Copy out the records below from the line with "series-layer: [143, 43, 602, 352]" to the line with "y-tick-label: 0.55: [88, 334, 115, 348]", including both of those lines.
====
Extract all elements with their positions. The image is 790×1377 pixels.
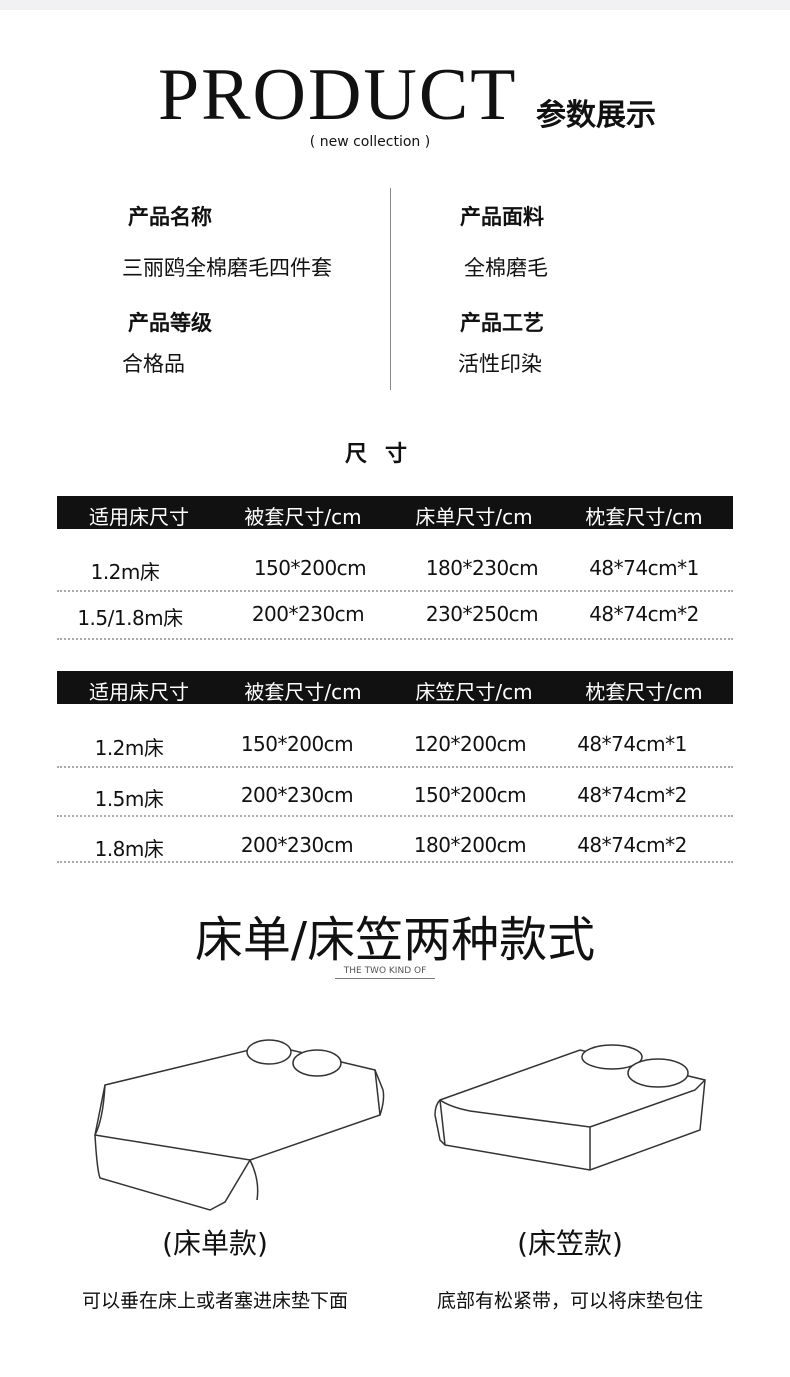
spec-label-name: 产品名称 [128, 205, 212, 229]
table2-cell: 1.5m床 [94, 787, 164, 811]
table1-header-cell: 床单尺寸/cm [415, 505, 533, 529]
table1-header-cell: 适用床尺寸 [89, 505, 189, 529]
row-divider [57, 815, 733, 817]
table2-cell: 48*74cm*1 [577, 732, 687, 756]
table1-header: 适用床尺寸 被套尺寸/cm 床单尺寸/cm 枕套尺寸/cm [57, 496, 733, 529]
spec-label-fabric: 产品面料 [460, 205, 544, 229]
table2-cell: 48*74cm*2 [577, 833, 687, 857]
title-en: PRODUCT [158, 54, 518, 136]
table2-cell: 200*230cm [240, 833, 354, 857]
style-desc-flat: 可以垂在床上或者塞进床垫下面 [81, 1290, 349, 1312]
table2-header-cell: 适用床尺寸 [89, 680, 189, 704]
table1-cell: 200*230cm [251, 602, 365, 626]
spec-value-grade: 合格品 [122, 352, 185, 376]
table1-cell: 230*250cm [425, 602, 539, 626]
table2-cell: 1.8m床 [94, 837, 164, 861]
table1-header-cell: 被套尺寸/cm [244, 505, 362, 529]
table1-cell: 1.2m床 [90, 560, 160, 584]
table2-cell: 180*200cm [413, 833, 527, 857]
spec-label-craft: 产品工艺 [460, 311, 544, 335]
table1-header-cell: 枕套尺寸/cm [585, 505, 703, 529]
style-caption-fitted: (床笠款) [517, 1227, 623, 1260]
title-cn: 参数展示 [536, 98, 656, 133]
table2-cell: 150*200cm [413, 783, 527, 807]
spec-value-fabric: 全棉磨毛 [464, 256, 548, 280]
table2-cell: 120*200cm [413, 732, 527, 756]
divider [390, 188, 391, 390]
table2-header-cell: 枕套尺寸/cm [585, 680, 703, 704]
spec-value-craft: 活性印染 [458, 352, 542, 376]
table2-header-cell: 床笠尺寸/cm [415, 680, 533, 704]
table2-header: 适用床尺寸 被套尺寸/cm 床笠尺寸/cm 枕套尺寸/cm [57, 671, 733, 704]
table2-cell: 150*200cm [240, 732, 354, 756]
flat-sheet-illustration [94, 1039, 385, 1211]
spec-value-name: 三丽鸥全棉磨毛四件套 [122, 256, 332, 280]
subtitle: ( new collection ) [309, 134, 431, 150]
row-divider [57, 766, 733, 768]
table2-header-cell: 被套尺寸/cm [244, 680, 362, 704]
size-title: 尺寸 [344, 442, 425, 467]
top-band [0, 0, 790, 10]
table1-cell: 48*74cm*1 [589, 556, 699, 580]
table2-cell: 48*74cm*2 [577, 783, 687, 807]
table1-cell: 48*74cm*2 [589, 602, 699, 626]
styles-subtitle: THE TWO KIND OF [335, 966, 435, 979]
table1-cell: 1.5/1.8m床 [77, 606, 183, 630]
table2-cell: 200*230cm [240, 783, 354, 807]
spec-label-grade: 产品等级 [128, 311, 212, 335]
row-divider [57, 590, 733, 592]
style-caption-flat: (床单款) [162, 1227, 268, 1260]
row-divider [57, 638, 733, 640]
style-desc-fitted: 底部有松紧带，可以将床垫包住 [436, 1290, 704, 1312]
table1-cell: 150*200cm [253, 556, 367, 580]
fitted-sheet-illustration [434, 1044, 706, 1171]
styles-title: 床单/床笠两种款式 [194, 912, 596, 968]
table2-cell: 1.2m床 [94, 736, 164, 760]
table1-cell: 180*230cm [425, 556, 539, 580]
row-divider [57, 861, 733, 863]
====
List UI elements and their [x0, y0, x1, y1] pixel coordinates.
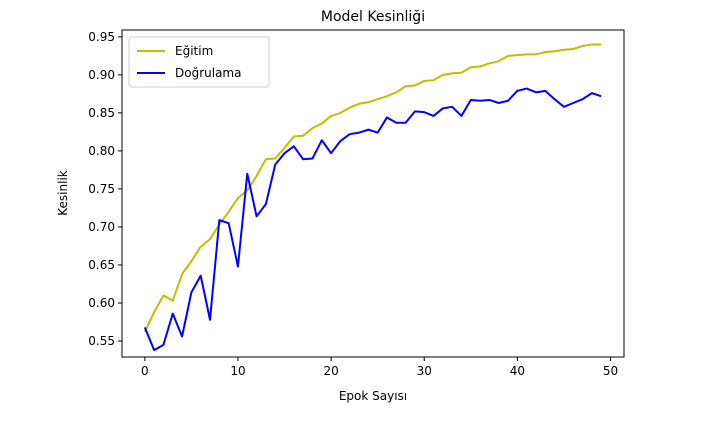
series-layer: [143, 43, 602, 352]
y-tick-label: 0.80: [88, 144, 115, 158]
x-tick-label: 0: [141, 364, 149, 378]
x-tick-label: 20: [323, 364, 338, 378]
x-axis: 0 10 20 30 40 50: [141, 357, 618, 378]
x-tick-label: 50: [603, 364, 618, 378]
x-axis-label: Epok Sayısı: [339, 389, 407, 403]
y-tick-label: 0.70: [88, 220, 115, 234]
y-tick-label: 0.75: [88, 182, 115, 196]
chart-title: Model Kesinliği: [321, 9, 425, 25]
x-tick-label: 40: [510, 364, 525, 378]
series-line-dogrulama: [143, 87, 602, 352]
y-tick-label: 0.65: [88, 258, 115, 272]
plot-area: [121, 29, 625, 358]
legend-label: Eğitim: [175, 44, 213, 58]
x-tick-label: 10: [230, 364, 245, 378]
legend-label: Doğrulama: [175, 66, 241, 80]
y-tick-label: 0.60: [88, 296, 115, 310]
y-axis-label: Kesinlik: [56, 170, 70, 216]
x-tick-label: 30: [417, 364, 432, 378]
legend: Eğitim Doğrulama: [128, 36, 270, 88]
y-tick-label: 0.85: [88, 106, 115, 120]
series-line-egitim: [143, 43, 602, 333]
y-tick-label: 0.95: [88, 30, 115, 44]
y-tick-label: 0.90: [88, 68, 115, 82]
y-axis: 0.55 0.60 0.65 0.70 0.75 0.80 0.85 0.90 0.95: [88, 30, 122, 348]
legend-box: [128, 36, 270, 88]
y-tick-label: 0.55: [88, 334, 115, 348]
====
Solution for this task:
series-layer: [143, 43, 602, 352]
y-tick-label: 0.80: [88, 144, 115, 158]
x-tick-label: 0: [141, 364, 149, 378]
x-tick-label: 20: [323, 364, 338, 378]
x-axis: 0 10 20 30 40 50: [141, 357, 618, 378]
x-tick-label: 50: [603, 364, 618, 378]
x-axis-label: Epok Sayısı: [339, 389, 407, 403]
y-tick-label: 0.70: [88, 220, 115, 234]
y-tick-label: 0.75: [88, 182, 115, 196]
chart-title: Model Kesinliği: [321, 9, 425, 25]
x-tick-label: 40: [510, 364, 525, 378]
series-line-dogrulama: [143, 87, 602, 352]
y-tick-label: 0.65: [88, 258, 115, 272]
plot-area: [121, 29, 625, 358]
legend-label: Eğitim: [175, 44, 213, 58]
x-tick-label: 10: [230, 364, 245, 378]
legend-label: Doğrulama: [175, 66, 241, 80]
y-tick-label: 0.60: [88, 296, 115, 310]
y-axis-label: Kesinlik: [56, 170, 70, 216]
x-tick-label: 30: [417, 364, 432, 378]
legend: Eğitim Doğrulama: [128, 36, 270, 88]
y-tick-label: 0.85: [88, 106, 115, 120]
series-line-egitim: [143, 43, 602, 333]
y-tick-label: 0.95: [88, 30, 115, 44]
y-tick-label: 0.90: [88, 68, 115, 82]
y-axis: 0.55 0.60 0.65 0.70 0.75 0.80 0.85 0.90 0.95: [88, 30, 122, 348]
legend-box: [128, 36, 270, 88]
y-tick-label: 0.55: [88, 334, 115, 348]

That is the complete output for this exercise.